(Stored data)
===============

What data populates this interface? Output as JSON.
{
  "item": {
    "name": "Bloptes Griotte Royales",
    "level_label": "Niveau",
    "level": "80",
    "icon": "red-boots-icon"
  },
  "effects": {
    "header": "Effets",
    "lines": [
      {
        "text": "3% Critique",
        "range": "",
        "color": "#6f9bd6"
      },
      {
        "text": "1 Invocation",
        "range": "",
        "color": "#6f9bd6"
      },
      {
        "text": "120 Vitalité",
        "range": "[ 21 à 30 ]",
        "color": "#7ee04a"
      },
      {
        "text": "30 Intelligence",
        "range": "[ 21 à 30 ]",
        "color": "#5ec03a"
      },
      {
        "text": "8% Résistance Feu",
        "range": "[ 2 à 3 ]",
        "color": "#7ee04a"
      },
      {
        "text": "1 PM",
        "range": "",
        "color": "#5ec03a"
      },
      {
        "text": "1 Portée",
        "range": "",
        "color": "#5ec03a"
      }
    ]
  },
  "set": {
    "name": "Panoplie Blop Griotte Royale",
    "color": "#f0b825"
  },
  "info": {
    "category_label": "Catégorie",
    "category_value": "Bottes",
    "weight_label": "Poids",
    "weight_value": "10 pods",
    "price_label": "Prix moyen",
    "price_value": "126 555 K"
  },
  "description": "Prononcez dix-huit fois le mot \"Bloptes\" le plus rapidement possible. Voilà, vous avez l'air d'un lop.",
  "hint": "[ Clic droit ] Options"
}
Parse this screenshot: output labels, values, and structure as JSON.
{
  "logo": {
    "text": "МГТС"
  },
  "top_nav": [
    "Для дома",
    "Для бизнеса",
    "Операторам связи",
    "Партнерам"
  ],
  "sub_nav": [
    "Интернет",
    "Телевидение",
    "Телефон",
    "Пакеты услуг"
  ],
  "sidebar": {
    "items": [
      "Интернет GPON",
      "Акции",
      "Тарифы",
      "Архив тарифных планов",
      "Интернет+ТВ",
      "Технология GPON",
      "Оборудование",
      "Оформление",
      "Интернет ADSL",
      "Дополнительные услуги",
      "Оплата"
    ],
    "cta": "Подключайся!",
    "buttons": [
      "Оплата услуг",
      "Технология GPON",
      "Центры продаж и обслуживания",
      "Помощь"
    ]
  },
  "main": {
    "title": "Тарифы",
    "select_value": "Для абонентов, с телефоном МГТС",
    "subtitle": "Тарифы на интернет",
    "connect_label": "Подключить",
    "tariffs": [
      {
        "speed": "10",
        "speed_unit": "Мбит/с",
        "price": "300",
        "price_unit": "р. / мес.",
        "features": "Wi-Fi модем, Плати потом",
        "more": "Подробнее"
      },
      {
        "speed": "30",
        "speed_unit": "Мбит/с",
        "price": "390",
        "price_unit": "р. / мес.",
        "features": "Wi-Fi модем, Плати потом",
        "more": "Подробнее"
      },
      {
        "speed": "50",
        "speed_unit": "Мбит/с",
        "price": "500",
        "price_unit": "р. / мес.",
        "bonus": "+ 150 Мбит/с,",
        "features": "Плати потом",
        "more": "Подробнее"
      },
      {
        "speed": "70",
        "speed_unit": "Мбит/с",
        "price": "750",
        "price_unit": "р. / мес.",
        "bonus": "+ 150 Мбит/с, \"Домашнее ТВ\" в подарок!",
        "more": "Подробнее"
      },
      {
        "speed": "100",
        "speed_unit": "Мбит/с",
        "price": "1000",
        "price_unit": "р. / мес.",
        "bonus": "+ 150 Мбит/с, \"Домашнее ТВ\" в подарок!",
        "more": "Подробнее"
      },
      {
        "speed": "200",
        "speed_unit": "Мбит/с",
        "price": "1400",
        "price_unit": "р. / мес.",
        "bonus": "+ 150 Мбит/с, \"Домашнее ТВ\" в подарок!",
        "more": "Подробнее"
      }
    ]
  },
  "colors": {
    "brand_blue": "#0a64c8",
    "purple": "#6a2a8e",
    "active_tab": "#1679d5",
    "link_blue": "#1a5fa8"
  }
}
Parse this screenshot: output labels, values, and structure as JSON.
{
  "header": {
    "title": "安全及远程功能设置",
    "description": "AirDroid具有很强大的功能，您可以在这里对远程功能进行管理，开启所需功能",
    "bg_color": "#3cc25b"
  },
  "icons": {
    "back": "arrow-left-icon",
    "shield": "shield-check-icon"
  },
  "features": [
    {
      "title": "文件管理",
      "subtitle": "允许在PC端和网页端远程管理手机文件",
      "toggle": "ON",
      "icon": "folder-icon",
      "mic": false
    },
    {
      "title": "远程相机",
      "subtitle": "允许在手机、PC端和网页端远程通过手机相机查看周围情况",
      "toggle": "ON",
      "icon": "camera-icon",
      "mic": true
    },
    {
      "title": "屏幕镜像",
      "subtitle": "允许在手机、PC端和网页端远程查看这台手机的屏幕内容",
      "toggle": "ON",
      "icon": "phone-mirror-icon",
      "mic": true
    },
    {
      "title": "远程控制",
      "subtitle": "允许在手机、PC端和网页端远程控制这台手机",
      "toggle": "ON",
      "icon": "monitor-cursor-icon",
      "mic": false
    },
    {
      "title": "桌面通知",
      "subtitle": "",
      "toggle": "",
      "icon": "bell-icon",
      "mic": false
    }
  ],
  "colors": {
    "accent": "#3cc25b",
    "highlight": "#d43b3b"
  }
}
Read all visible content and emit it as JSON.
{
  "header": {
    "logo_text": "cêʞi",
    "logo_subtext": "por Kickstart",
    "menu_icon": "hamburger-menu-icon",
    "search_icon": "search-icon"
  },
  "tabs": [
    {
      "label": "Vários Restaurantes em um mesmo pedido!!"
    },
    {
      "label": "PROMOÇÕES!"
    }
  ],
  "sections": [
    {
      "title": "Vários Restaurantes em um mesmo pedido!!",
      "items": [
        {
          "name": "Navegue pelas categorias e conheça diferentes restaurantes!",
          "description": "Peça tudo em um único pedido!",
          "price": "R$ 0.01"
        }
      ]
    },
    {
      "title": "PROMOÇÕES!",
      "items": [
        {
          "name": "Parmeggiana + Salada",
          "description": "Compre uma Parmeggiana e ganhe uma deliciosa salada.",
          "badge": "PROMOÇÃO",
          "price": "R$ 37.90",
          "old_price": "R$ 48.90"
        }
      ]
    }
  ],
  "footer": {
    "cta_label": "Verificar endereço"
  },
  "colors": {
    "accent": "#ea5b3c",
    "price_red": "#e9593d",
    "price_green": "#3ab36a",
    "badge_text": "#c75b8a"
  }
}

===============

**WORK REQUIRED**: All of the lines above must be returned exactly.

**ANSWER TO THE TASK**:
What data populates this interface? Output as JSON.
{
  "item": {
    "name": "Bloptes Griotte Royales",
    "level_label": "Niveau",
    "level": "80",
    "icon": "red-boots-icon"
  },
  "effects": {
    "header": "Effets",
    "lines": [
      {
        "text": "3% Critique",
        "range": "",
        "color": "#6f9bd6"
      },
      {
        "text": "1 Invocation",
        "range": "",
        "color": "#6f9bd6"
      },
      {
        "text": "120 Vitalité",
        "range": "[ 21 à 30 ]",
        "color": "#7ee04a"
      },
      {
        "text": "30 Intelligence",
        "range": "[ 21 à 30 ]",
        "color": "#5ec03a"
      },
      {
        "text": "8% Résistance Feu",
        "range": "[ 2 à 3 ]",
        "color": "#7ee04a"
      },
      {
        "text": "1 PM",
        "range": "",
        "color": "#5ec03a"
      },
      {
        "text": "1 Portée",
        "range": "",
        "color": "#5ec03a"
      }
    ]
  },
  "set": {
    "name": "Panoplie Blop Griotte Royale",
    "color": "#f0b825"
  },
  "info": {
    "category_label": "Catégorie",
    "category_value": "Bottes",
    "weight_label": "Poids",
    "weight_value": "10 pods",
    "price_label": "Prix moyen",
    "price_value": "126 555 K"
  },
  "description": "Prononcez dix-huit fois le mot \"Bloptes\" le plus rapidement possible. Voilà, vous avez l'air d'un lop.",
  "hint": "[ Clic droit ] Options"
}
Parse this screenshot: output labels, values, and structure as JSON.
{
  "logo": {
    "text": "МГТС"
  },
  "top_nav": [
    "Для дома",
    "Для бизнеса",
    "Операторам связи",
    "Партнерам"
  ],
  "sub_nav": [
    "Интернет",
    "Телевидение",
    "Телефон",
    "Пакеты услуг"
  ],
  "sidebar": {
    "items": [
      "Интернет GPON",
      "Акции",
      "Тарифы",
      "Архив тарифных планов",
      "Интернет+ТВ",
      "Технология GPON",
      "Оборудование",
      "Оформление",
      "Интернет ADSL",
      "Дополнительные услуги",
      "Оплата"
    ],
    "cta": "Подключайся!",
    "buttons": [
      "Оплата услуг",
      "Технология GPON",
      "Центры продаж и обслуживания",
      "Помощь"
    ]
  },
  "main": {
    "title": "Тарифы",
    "select_value": "Для абонентов, с телефоном МГТС",
    "subtitle": "Тарифы на интернет",
    "connect_label": "Подключить",
    "tariffs": [
      {
        "speed": "10",
        "speed_unit": "Мбит/с",
        "price": "300",
        "price_unit": "р. / мес.",
        "features": "Wi-Fi модем, Плати потом",
        "more": "Подробнее"
      },
      {
        "speed": "30",
        "speed_unit": "Мбит/с",
        "price": "390",
        "price_unit": "р. / мес.",
        "features": "Wi-Fi модем, Плати потом",
        "more": "Подробнее"
      },
      {
        "speed": "50",
        "speed_unit": "Мбит/с",
        "price": "500",
        "price_unit": "р. / мес.",
        "bonus": "+ 150 Мбит/с,",
        "features": "Плати потом",
        "more": "Подробнее"
      },
      {
        "speed": "70",
        "speed_unit": "Мбит/с",
        "price": "750",
        "price_unit": "р. / мес.",
        "bonus": "+ 150 Мбит/с, \"Домашнее ТВ\" в подарок!",
        "more": "Подробнее"
      },
      {
        "speed": "100",
        "speed_unit": "Мбит/с",
        "price": "1000",
        "price_unit": "р. / мес.",
        "bonus": "+ 150 Мбит/с, \"Домашнее ТВ\" в подарок!",
        "more": "Подробнее"
      },
      {
        "speed": "200",
        "speed_unit": "Мбит/с",
        "price": "1400",
        "price_unit": "р. / мес.",
        "bonus": "+ 150 Мбит/с, \"Домашнее ТВ\" в подарок!",
        "more": "Подробнее"
      }
    ]
  },
  "colors": {
    "brand_blue": "#0a64c8",
    "purple": "#6a2a8e",
    "active_tab": "#1679d5",
    "link_blue": "#1a5fa8"
  }
}
Parse this screenshot: output labels, values, and structure as JSON.
{
  "header": {
    "title": "安全及远程功能设置",
    "description": "AirDroid具有很强大的功能，您可以在这里对远程功能进行管理，开启所需功能",
    "bg_color": "#3cc25b"
  },
  "icons": {
    "back": "arrow-left-icon",
    "shield": "shield-check-icon"
  },
  "features": [
    {
      "title": "文件管理",
      "subtitle": "允许在PC端和网页端远程管理手机文件",
      "toggle": "ON",
      "icon": "folder-icon",
      "mic": false
    },
    {
      "title": "远程相机",
      "subtitle": "允许在手机、PC端和网页端远程通过手机相机查看周围情况",
      "toggle": "ON",
      "icon": "camera-icon",
      "mic": true
    },
    {
      "title": "屏幕镜像",
      "subtitle": "允许在手机、PC端和网页端远程查看这台手机的屏幕内容",
      "toggle": "ON",
      "icon": "phone-mirror-icon",
      "mic": true
    },
    {
      "title": "远程控制",
      "subtitle": "允许在手机、PC端和网页端远程控制这台手机",
      "toggle": "ON",
      "icon": "monitor-cursor-icon",
      "mic": false
    },
    {
      "title": "桌面通知",
      "subtitle": "",
      "toggle": "",
      "icon": "bell-icon",
      "mic": false
    }
  ],
  "colors": {
    "accent": "#3cc25b",
    "highlight": "#d43b3b"
  }
}
Read all visible content and emit it as JSON.
{
  "header": {
    "logo_text": "cêʞi",
    "logo_subtext": "por Kickstart",
    "menu_icon": "hamburger-menu-icon",
    "search_icon": "search-icon"
  },
  "tabs": [
    {
      "label": "Vários Restaurantes em um mesmo pedido!!"
    },
    {
      "label": "PROMOÇÕES!"
    }
  ],
  "sections": [
    {
      "title": "Vários Restaurantes em um mesmo pedido!!",
      "items": [
        {
          "name": "Navegue pelas categorias e conheça diferentes restaurantes!",
          "description": "Peça tudo em um único pedido!",
          "price": "R$ 0.01"
        }
      ]
    },
    {
      "title": "PROMOÇÕES!",
      "items": [
        {
          "name": "Parmeggiana + Salada",
          "description": "Compre uma Parmeggiana e ganhe uma deliciosa salada.",
          "badge": "PROMOÇÃO",
          "price": "R$ 37.90",
          "old_price": "R$ 48.90"
        }
      ]
    }
  ],
  "footer": {
    "cta_label": "Verificar endereço"
  },
  "colors": {
    "accent": "#ea5b3c",
    "price_red": "#e9593d",
    "price_green": "#3ab36a",
    "badge_text": "#c75b8a"
  }
}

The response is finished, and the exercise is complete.